# START OF GIVEN DATA

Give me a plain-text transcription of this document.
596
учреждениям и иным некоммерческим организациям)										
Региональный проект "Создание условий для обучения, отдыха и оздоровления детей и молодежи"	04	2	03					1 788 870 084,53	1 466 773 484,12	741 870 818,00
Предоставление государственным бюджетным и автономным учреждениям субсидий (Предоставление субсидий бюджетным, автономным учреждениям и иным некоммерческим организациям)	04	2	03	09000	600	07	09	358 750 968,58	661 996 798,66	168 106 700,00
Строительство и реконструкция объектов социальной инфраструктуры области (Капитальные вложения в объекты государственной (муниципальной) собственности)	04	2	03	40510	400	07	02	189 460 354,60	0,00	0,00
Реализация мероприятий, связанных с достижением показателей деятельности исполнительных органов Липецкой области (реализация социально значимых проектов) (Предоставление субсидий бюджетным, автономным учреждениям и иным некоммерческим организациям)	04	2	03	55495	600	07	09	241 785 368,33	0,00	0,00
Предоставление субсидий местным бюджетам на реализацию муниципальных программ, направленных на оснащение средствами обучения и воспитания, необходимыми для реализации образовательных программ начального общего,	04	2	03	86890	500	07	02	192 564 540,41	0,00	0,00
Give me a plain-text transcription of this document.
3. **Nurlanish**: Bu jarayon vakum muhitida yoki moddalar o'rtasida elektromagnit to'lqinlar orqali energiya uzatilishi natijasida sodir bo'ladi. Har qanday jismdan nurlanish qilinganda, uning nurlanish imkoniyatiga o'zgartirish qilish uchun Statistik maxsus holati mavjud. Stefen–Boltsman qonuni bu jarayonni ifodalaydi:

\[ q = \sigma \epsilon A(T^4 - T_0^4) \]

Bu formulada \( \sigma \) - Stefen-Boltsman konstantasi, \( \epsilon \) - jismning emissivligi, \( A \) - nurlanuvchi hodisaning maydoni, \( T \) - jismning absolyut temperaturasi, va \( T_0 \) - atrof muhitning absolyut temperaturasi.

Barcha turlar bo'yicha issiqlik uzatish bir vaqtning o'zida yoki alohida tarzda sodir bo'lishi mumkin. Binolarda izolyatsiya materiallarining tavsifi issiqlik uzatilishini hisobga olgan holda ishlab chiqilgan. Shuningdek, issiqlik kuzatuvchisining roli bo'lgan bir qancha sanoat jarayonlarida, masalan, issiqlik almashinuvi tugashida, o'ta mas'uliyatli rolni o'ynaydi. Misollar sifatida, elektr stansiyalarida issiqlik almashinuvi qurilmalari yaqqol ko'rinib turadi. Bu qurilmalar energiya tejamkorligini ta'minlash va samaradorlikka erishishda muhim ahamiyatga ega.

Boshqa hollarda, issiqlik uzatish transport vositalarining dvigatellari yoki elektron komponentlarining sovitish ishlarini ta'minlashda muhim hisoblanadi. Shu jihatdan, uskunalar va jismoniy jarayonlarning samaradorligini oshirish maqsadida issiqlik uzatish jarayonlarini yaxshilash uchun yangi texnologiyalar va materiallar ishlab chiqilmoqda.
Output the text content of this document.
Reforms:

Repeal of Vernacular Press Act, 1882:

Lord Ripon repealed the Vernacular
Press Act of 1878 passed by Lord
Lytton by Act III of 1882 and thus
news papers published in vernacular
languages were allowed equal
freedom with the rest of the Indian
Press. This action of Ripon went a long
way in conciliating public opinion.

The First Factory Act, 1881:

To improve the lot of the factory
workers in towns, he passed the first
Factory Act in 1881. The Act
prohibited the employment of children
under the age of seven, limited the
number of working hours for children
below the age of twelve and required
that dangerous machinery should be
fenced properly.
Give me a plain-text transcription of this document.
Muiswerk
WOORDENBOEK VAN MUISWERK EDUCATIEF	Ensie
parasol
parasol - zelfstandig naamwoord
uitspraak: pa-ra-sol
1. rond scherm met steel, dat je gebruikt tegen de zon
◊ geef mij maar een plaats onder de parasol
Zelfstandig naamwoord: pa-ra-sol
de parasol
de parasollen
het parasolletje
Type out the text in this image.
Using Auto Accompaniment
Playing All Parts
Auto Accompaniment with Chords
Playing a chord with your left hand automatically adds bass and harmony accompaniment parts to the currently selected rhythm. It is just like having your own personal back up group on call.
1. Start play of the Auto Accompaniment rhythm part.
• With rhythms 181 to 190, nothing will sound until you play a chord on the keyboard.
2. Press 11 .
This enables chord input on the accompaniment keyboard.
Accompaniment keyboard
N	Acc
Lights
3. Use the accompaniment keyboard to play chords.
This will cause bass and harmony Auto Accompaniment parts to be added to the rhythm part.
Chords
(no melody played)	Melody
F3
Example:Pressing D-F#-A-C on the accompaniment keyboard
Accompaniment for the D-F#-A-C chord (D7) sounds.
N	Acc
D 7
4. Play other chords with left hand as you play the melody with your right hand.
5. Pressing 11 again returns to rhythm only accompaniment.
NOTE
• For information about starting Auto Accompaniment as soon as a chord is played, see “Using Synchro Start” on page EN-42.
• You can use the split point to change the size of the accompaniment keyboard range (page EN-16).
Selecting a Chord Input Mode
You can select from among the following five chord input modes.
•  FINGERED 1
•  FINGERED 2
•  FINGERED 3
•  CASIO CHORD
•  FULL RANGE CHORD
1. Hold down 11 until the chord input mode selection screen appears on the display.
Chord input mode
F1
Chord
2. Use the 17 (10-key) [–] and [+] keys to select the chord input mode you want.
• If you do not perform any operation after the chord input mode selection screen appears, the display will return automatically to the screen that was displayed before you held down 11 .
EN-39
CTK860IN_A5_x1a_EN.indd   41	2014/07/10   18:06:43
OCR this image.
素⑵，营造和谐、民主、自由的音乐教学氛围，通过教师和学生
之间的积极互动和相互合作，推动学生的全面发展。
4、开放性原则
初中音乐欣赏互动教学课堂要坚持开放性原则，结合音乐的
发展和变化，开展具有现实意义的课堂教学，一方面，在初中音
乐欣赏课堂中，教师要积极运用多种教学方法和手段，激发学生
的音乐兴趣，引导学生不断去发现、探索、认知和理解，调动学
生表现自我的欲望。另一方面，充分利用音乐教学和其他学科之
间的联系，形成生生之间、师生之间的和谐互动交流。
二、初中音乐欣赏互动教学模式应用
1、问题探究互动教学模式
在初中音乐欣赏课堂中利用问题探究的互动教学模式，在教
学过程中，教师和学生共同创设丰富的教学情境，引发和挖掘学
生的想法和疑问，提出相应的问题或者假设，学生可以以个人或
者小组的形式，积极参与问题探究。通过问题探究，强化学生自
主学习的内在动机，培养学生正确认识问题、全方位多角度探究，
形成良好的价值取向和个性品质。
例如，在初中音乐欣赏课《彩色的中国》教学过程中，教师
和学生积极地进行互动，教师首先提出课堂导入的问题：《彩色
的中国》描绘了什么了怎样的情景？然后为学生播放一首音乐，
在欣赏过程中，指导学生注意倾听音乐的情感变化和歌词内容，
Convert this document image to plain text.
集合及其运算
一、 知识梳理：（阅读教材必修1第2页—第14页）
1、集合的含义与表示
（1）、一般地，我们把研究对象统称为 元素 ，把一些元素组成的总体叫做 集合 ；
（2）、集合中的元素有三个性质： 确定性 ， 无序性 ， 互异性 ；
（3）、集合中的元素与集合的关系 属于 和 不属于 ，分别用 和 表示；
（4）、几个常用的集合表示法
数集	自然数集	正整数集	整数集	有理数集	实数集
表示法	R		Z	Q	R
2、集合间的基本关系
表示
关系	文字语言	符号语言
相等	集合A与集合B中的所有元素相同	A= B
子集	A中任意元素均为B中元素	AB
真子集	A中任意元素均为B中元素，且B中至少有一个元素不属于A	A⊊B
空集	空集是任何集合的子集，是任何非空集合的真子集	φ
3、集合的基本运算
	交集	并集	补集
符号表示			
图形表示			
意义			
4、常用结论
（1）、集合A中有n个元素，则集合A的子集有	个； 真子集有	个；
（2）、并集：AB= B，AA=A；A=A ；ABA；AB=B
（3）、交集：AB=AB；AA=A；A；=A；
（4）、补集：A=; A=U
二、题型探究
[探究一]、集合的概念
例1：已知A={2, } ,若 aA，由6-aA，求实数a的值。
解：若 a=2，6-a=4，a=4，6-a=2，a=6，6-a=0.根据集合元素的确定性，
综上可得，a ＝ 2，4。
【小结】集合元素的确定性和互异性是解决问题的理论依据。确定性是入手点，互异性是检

# END OF GIVEN DATA

Everything from the line with "OCR this image." through the last line of the material above should be echoed exactly, and nothing else.

OCR this image.
素⑵，营造和谐、民主、自由的音乐教学氛围，通过教师和学生
之间的积极互动和相互合作，推动学生的全面发展。
4、开放性原则
初中音乐欣赏互动教学课堂要坚持开放性原则，结合音乐的
发展和变化，开展具有现实意义的课堂教学，一方面，在初中音
乐欣赏课堂中，教师要积极运用多种教学方法和手段，激发学生
的音乐兴趣，引导学生不断去发现、探索、认知和理解，调动学
生表现自我的欲望。另一方面，充分利用音乐教学和其他学科之
间的联系，形成生生之间、师生之间的和谐互动交流。
二、初中音乐欣赏互动教学模式应用
1、问题探究互动教学模式
在初中音乐欣赏课堂中利用问题探究的互动教学模式，在教
学过程中，教师和学生共同创设丰富的教学情境，引发和挖掘学
生的想法和疑问，提出相应的问题或者假设，学生可以以个人或
者小组的形式，积极参与问题探究。通过问题探究，强化学生自
主学习的内在动机，培养学生正确认识问题、全方位多角度探究，
形成良好的价值取向和个性品质。
例如，在初中音乐欣赏课《彩色的中国》教学过程中，教师
和学生积极地进行互动，教师首先提出课堂导入的问题：《彩色
的中国》描绘了什么了怎样的情景？然后为学生播放一首音乐，
在欣赏过程中，指导学生注意倾听音乐的情感变化和歌词内容，
Convert this document image to plain text.
集合及其运算
一、 知识梳理：（阅读教材必修1第2页—第14页）
1、集合的含义与表示
（1）、一般地，我们把研究对象统称为 元素 ，把一些元素组成的总体叫做 集合 ；
（2）、集合中的元素有三个性质： 确定性 ， 无序性 ， 互异性 ；
（3）、集合中的元素与集合的关系 属于 和 不属于 ，分别用 和 表示；
（4）、几个常用的集合表示法
数集	自然数集	正整数集	整数集	有理数集	实数集
表示法	R		Z	Q	R
2、集合间的基本关系
表示
关系	文字语言	符号语言
相等	集合A与集合B中的所有元素相同	A= B
子集	A中任意元素均为B中元素	AB
真子集	A中任意元素均为B中元素，且B中至少有一个元素不属于A	A⊊B
空集	空集是任何集合的子集，是任何非空集合的真子集	φ
3、集合的基本运算
	交集	并集	补集
符号表示			
图形表示			
意义			
4、常用结论
（1）、集合A中有n个元素，则集合A的子集有	个； 真子集有	个；
（2）、并集：AB= B，AA=A；A=A ；ABA；AB=B
（3）、交集：AB=AB；AA=A；A；=A；
（4）、补集：A=; A=U
二、题型探究
[探究一]、集合的概念
例1：已知A={2, } ,若 aA，由6-aA，求实数a的值。
解：若 a=2，6-a=4，a=4，6-a=2，a=6，6-a=0.根据集合元素的确定性，
综上可得，a ＝ 2，4。
【小结】集合元素的确定性和互异性是解决问题的理论依据。确定性是入手点，互异性是检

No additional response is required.